▸ **Written task**:
Drop the pictures; give again exactly the lines from the one holding "Read this page and output its text content." through the end of the data.

(Records excerpted from a collection)
>> BEGIN

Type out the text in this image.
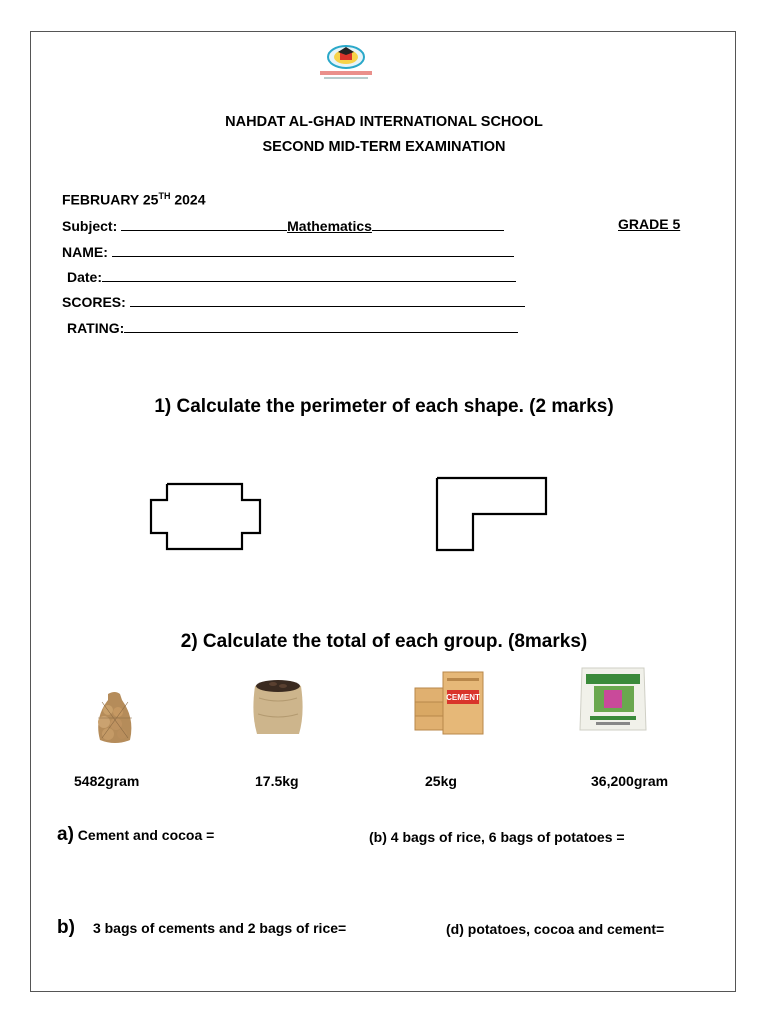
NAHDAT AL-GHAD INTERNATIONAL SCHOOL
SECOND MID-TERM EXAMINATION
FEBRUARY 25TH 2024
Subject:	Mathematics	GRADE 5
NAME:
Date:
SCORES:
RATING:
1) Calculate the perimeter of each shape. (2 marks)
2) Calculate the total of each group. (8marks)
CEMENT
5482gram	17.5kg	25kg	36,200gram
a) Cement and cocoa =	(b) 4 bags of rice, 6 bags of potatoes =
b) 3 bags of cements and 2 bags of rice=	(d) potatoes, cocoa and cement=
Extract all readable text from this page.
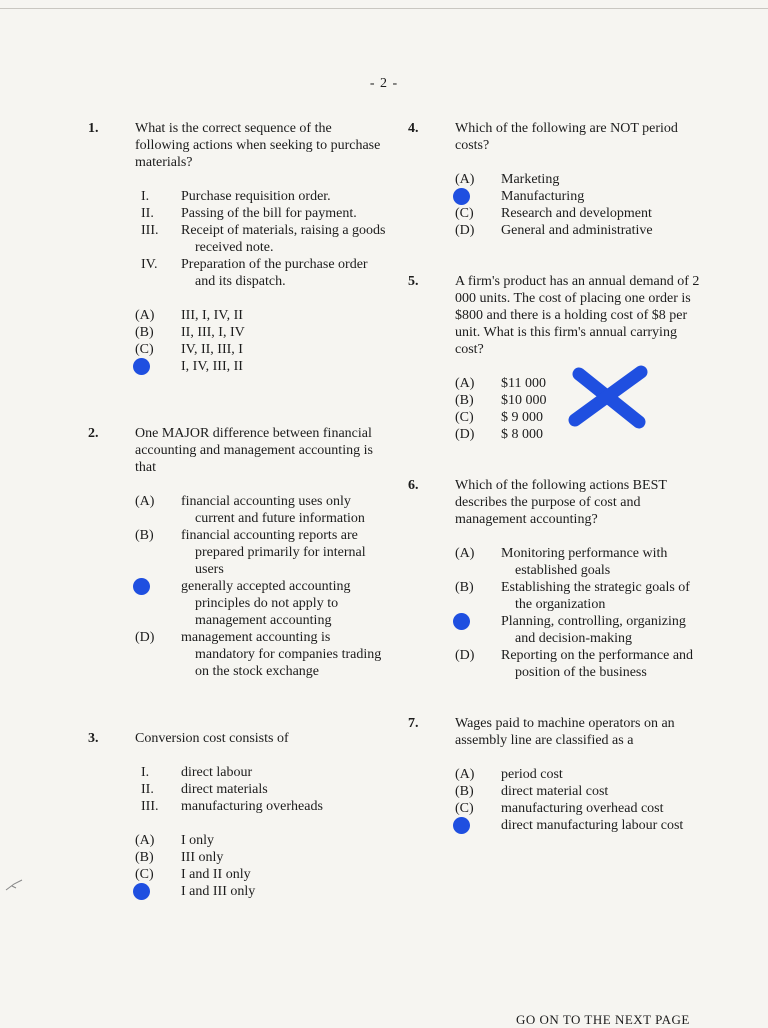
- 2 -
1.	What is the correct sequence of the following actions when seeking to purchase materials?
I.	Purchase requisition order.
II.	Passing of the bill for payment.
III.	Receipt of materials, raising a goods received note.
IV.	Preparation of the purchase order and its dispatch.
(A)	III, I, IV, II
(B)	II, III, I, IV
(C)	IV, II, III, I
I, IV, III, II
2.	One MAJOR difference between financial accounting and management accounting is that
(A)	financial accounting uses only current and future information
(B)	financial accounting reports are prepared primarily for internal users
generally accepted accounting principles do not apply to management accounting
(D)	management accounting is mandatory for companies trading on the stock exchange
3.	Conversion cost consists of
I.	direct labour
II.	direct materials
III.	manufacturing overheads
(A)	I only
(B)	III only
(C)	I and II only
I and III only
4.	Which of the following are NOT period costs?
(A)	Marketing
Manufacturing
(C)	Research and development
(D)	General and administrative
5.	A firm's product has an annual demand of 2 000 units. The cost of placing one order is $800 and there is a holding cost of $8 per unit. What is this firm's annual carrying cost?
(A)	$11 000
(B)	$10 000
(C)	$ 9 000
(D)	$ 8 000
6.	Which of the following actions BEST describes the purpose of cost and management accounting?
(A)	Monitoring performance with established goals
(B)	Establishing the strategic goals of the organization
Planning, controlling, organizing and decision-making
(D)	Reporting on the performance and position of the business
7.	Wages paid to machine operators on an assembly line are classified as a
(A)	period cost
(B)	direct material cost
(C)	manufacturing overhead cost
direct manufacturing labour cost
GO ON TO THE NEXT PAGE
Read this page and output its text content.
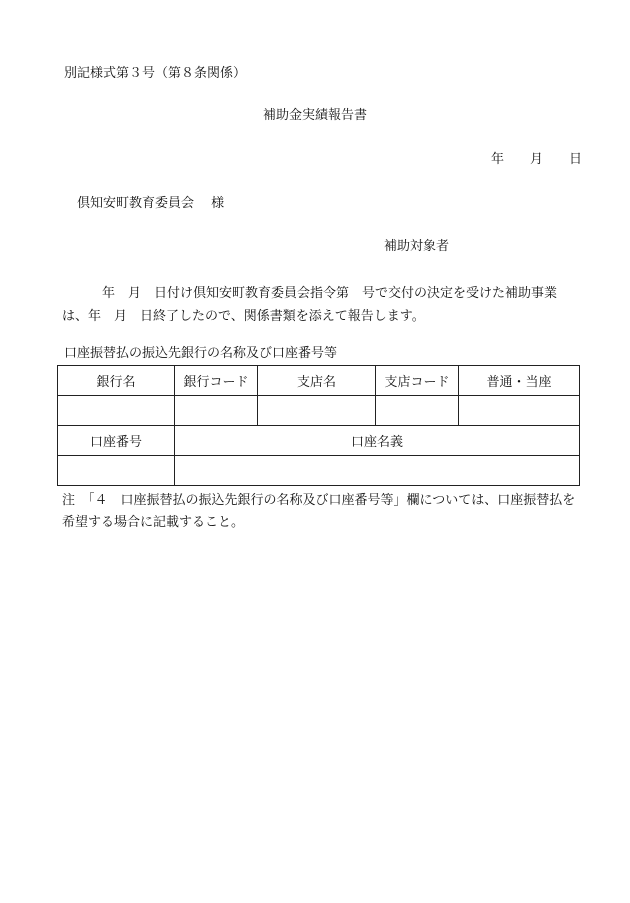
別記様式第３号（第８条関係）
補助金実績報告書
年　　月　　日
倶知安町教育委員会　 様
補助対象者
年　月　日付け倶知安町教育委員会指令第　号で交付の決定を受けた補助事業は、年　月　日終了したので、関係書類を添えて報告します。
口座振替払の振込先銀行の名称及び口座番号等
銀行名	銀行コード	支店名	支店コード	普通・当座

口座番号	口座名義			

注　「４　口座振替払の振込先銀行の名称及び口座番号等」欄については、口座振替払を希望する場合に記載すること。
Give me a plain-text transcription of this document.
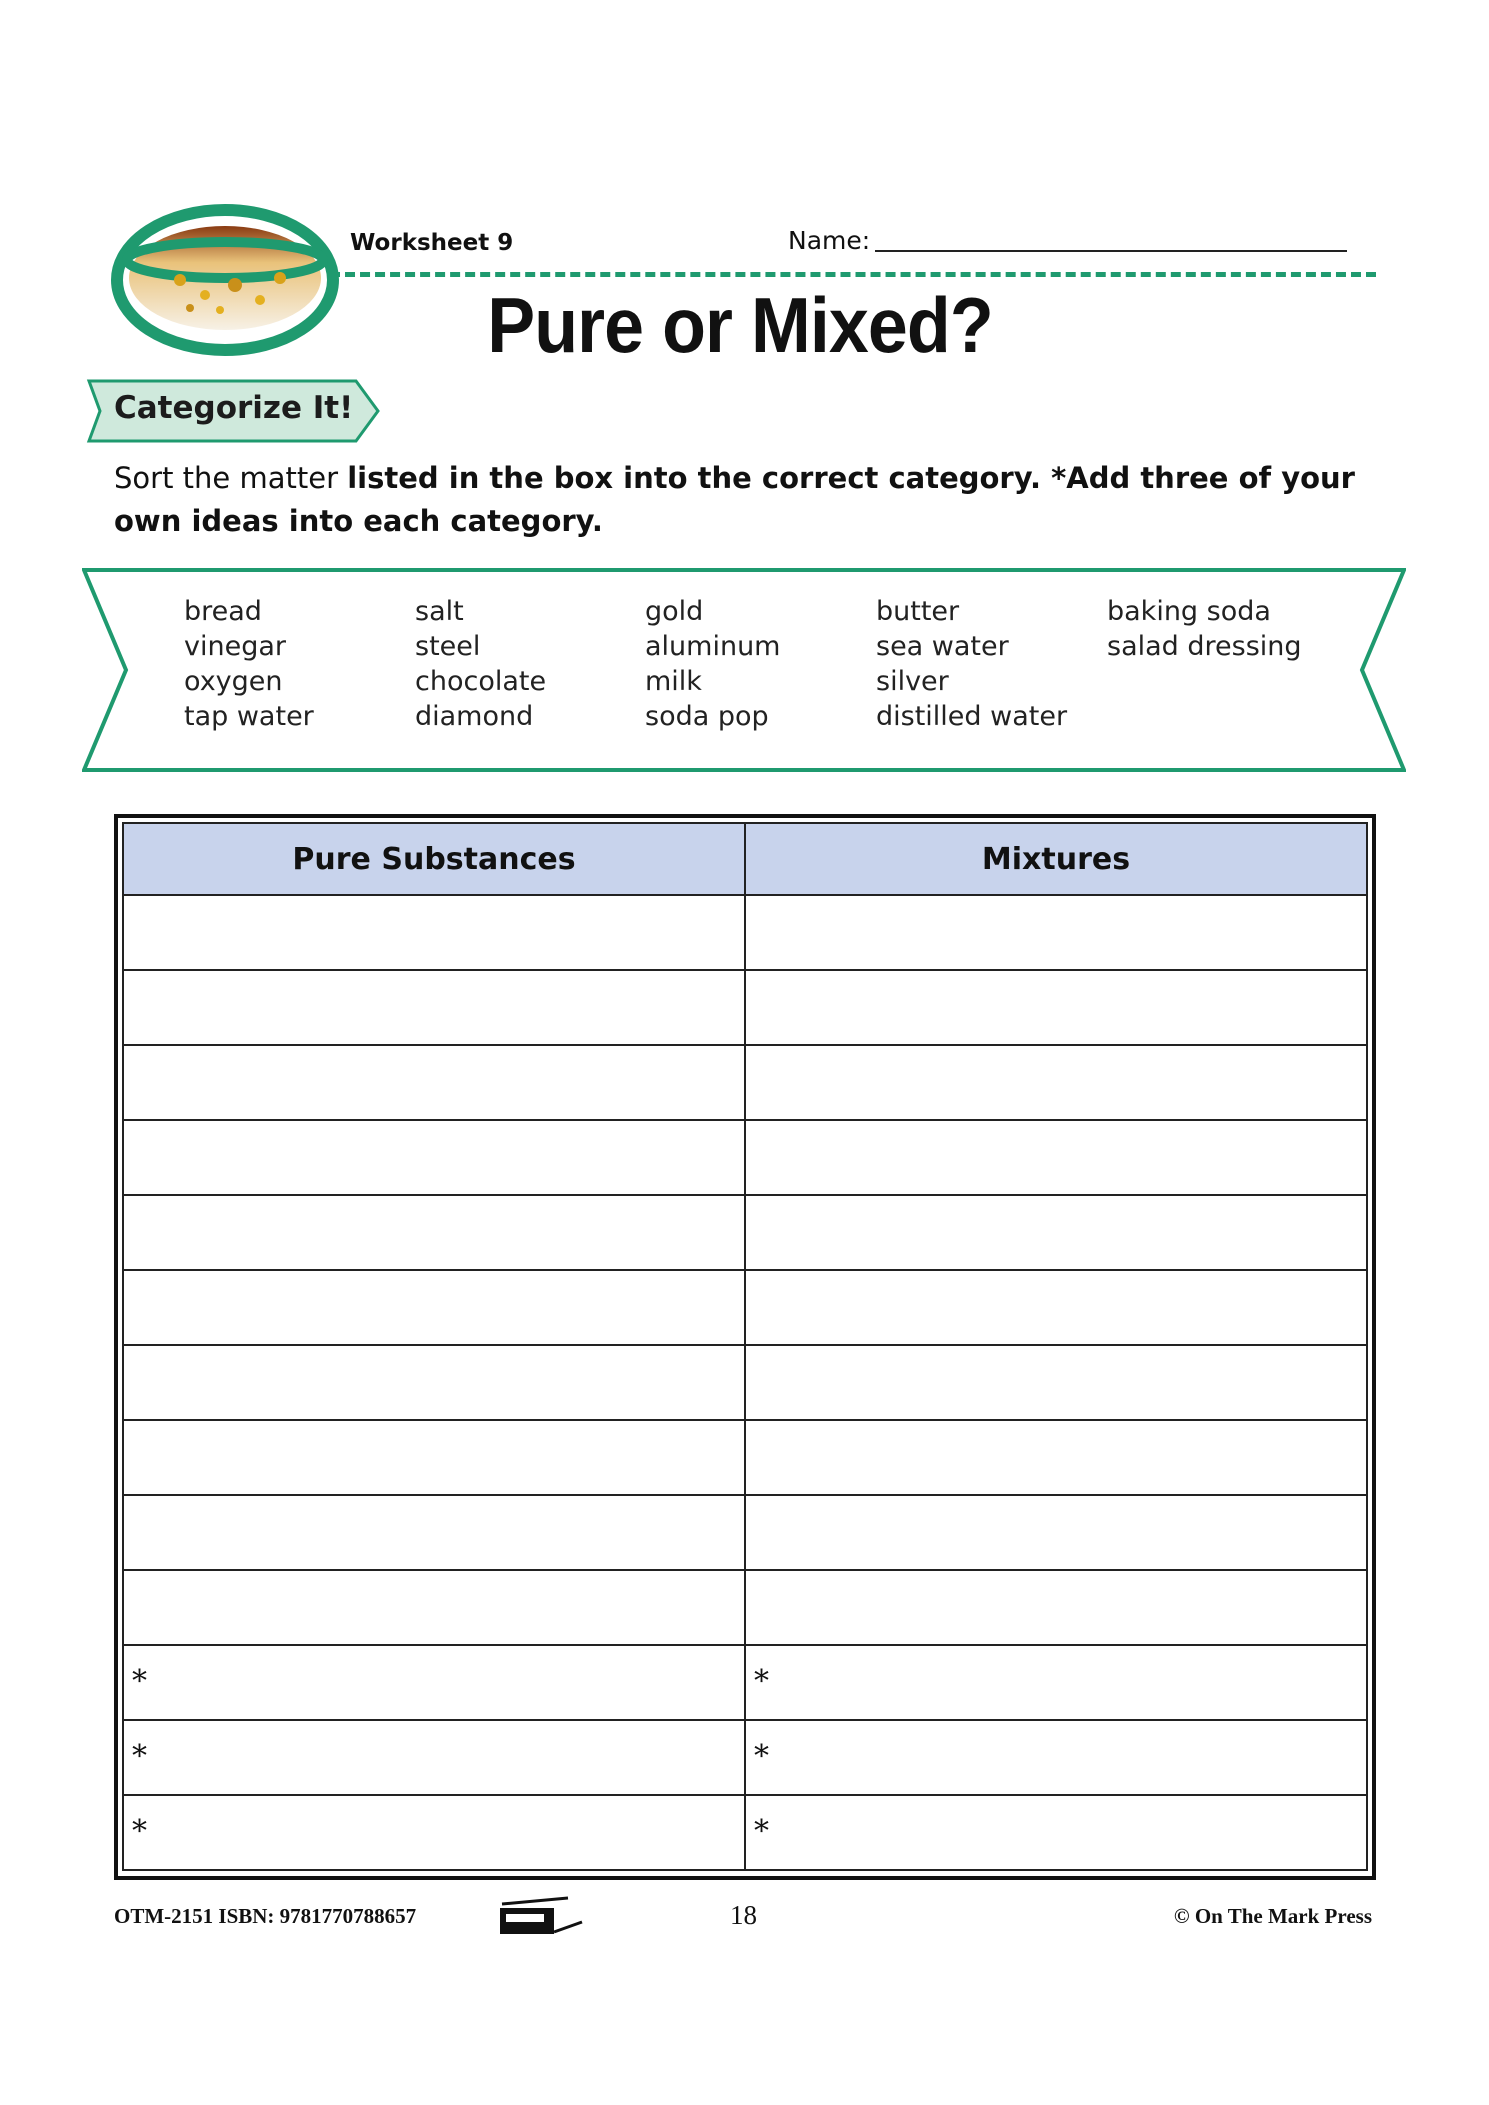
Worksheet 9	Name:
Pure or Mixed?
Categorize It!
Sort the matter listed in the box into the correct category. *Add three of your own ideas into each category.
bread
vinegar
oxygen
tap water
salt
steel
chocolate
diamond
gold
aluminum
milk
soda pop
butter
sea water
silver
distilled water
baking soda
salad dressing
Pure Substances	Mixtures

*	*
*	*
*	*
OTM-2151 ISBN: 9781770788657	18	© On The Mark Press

>> END

▸ **Solution for this task**:
Read this page and output its text content.
別記様式第３号（第８条関係）
補助金実績報告書
年　　月　　日
倶知安町教育委員会　 様
補助対象者
年　月　日付け倶知安町教育委員会指令第　号で交付の決定を受けた補助事業は、年　月　日終了したので、関係書類を添えて報告します。
口座振替払の振込先銀行の名称及び口座番号等
銀行名	銀行コード	支店名	支店コード	普通・当座

口座番号	口座名義			

注　「４　口座振替払の振込先銀行の名称及び口座番号等」欄については、口座振替払を希望する場合に記載すること。
Give me a plain-text transcription of this document.
Worksheet 9	Name:
Pure or Mixed?
Categorize It!
Sort the matter listed in the box into the correct category. *Add three of your own ideas into each category.
bread
vinegar
oxygen
tap water
salt
steel
chocolate
diamond
gold
aluminum
milk
soda pop
butter
sea water
silver
distilled water
baking soda
salad dressing
Pure Substances	Mixtures

*	*
*	*
*	*
OTM-2151 ISBN: 9781770788657	18	© On The Mark Press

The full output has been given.